- Aim:
Copy out all lines with the word "Rechercher" in them.

++++

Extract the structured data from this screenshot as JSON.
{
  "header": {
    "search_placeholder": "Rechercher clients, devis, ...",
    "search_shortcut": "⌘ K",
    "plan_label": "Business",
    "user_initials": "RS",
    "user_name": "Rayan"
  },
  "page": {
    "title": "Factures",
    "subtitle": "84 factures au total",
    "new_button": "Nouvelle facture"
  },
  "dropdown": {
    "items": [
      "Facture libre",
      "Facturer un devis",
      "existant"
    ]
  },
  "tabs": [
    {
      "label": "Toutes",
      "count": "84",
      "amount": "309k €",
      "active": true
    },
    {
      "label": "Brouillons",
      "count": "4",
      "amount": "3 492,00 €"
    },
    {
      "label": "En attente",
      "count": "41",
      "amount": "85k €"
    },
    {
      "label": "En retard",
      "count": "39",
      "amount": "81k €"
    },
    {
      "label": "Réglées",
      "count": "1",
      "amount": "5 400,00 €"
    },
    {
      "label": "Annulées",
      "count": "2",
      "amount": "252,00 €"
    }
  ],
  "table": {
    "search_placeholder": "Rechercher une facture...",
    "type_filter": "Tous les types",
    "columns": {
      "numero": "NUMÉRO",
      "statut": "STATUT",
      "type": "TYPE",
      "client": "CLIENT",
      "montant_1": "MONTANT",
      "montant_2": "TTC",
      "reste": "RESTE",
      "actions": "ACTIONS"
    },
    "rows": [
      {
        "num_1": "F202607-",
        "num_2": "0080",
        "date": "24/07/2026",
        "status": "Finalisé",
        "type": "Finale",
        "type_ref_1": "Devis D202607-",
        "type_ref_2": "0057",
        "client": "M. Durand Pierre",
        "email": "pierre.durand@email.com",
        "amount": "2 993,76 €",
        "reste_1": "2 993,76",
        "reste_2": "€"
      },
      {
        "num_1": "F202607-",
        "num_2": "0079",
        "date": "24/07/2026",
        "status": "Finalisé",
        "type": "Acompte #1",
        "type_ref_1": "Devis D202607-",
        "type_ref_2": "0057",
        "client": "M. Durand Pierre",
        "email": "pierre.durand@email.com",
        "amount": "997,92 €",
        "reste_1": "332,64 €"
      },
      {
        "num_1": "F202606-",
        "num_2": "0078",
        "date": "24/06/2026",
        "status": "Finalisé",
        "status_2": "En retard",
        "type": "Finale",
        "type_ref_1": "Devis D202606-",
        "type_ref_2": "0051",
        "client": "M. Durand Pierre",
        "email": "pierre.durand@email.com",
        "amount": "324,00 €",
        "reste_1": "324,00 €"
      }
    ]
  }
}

++++

- Answer to this task:
    "search_placeholder": "Rechercher clients, devis, ...",
    "search_placeholder": "Rechercher une facture...",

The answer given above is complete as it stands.